= Aim of the exercise =
Comb through the entries for "діяльності" and pull out each line that holds it.

= Information supplied =
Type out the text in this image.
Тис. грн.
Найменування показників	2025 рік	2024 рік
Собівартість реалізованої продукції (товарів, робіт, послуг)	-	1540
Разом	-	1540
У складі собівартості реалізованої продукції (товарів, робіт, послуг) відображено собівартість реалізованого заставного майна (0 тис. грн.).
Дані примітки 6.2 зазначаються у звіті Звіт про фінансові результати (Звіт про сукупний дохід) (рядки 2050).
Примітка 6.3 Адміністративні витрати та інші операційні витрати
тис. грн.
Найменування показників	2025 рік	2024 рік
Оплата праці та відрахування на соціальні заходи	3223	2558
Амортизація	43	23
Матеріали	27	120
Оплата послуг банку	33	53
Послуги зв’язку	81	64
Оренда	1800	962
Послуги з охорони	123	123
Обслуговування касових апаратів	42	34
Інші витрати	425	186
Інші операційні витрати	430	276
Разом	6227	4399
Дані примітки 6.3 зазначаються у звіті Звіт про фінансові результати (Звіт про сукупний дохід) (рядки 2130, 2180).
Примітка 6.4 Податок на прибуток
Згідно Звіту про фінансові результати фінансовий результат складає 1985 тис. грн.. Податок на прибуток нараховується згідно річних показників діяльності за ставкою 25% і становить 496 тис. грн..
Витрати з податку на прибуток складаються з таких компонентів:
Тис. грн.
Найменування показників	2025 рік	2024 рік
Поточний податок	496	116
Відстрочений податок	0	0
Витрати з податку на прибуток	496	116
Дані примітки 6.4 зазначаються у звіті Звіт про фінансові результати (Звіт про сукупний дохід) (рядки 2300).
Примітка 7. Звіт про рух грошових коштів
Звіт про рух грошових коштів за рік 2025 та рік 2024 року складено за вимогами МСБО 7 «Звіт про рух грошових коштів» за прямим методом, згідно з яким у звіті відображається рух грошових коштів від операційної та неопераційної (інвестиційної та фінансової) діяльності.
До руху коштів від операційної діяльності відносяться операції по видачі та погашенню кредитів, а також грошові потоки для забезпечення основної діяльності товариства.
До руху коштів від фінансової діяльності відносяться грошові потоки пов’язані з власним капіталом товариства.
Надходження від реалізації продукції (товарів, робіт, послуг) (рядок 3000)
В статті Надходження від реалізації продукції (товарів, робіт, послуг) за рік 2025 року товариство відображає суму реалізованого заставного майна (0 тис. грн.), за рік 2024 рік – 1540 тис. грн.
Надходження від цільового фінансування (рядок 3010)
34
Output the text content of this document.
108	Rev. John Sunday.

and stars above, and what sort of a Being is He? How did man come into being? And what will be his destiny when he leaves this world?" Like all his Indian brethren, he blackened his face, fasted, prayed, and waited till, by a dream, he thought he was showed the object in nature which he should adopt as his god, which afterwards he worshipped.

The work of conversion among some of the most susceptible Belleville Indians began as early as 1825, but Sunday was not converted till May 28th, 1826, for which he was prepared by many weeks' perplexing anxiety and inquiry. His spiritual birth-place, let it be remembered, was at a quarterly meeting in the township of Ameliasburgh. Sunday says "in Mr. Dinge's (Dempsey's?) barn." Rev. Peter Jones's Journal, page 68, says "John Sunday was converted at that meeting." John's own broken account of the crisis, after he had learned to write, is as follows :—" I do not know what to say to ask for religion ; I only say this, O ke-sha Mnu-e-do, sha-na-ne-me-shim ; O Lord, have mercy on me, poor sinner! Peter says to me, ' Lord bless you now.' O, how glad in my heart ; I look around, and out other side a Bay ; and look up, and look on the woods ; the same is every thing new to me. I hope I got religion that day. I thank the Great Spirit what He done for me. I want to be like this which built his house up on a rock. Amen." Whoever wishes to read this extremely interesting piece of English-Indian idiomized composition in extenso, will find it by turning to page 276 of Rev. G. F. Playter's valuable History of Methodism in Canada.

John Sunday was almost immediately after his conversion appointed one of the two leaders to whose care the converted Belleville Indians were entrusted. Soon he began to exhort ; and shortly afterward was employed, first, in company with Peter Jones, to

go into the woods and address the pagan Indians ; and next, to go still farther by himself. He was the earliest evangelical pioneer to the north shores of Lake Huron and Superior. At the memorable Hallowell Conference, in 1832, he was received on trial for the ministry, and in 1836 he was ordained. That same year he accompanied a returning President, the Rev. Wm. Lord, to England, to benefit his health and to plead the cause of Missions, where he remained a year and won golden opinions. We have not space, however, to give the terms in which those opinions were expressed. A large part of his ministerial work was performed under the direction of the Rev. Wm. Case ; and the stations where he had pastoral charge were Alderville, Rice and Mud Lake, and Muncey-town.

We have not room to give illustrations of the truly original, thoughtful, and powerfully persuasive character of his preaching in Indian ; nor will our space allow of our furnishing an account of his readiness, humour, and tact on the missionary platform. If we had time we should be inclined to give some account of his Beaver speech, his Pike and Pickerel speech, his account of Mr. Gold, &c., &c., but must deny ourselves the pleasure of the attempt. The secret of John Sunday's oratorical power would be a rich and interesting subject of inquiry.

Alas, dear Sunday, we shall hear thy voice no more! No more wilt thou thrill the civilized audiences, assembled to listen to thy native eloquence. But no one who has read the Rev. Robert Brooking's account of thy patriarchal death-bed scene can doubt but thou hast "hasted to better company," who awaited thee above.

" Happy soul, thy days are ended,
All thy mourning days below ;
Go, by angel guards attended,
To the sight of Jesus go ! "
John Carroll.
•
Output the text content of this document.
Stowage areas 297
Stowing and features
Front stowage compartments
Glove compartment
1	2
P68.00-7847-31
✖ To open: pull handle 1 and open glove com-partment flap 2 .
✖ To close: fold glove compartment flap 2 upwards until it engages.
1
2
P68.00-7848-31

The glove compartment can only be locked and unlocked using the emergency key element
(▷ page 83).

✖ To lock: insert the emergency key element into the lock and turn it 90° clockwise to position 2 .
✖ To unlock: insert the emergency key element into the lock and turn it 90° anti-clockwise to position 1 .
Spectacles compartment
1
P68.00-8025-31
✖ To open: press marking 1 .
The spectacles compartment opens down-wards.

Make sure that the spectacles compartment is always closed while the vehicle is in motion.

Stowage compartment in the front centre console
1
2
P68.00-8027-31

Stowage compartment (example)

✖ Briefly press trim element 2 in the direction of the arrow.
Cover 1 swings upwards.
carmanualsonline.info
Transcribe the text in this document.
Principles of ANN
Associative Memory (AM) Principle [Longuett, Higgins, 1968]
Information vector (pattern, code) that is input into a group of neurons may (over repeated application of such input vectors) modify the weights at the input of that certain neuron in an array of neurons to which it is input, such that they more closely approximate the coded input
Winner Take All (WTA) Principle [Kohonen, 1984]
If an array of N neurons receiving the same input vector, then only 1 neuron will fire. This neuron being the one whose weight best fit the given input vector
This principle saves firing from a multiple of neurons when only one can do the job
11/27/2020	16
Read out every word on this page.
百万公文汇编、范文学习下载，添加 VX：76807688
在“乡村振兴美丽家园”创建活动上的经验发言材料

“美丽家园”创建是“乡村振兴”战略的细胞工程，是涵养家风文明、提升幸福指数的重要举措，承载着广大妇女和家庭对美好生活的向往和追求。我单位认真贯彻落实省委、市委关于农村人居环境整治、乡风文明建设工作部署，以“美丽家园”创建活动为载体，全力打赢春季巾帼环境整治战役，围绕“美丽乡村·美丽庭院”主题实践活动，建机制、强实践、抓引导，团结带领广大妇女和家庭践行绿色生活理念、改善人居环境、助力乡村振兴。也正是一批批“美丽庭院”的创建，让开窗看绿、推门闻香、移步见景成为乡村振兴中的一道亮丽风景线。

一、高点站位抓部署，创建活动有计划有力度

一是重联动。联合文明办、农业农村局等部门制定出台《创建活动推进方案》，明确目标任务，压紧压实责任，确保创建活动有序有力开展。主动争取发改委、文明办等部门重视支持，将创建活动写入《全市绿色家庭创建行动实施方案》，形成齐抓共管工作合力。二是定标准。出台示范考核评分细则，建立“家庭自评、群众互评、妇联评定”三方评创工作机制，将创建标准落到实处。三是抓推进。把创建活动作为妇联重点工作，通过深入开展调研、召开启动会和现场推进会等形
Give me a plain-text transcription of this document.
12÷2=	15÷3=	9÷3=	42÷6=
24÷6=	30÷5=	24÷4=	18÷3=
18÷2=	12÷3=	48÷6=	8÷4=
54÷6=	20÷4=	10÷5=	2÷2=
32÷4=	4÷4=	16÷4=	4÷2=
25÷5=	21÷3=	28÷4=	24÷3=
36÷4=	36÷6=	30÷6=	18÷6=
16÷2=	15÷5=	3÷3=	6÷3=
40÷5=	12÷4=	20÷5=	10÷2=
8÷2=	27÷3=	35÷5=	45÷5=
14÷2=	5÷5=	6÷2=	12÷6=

= Written answer =
Згідно Звіту про фінансові результати фінансовий результат складає 1985 тис. грн.. Податок на прибуток нараховується згідно річних показників діяльності за ставкою 25% і становить 496 тис. грн..
Звіт про рух грошових коштів за рік 2025 та рік 2024 року складено за вимогами МСБО 7 «Звіт про рух грошових коштів» за прямим методом, згідно з яким у звіті відображається рух грошових коштів від операційної та неопераційної (інвестиційної та фінансової) діяльності.
До руху коштів від операційної діяльності відносяться операції по видачі та погашенню кредитів, а також грошові потоки для забезпечення основної діяльності товариства.
До руху коштів від фінансової діяльності відносяться грошові потоки пов’язані з власним капіталом товариства.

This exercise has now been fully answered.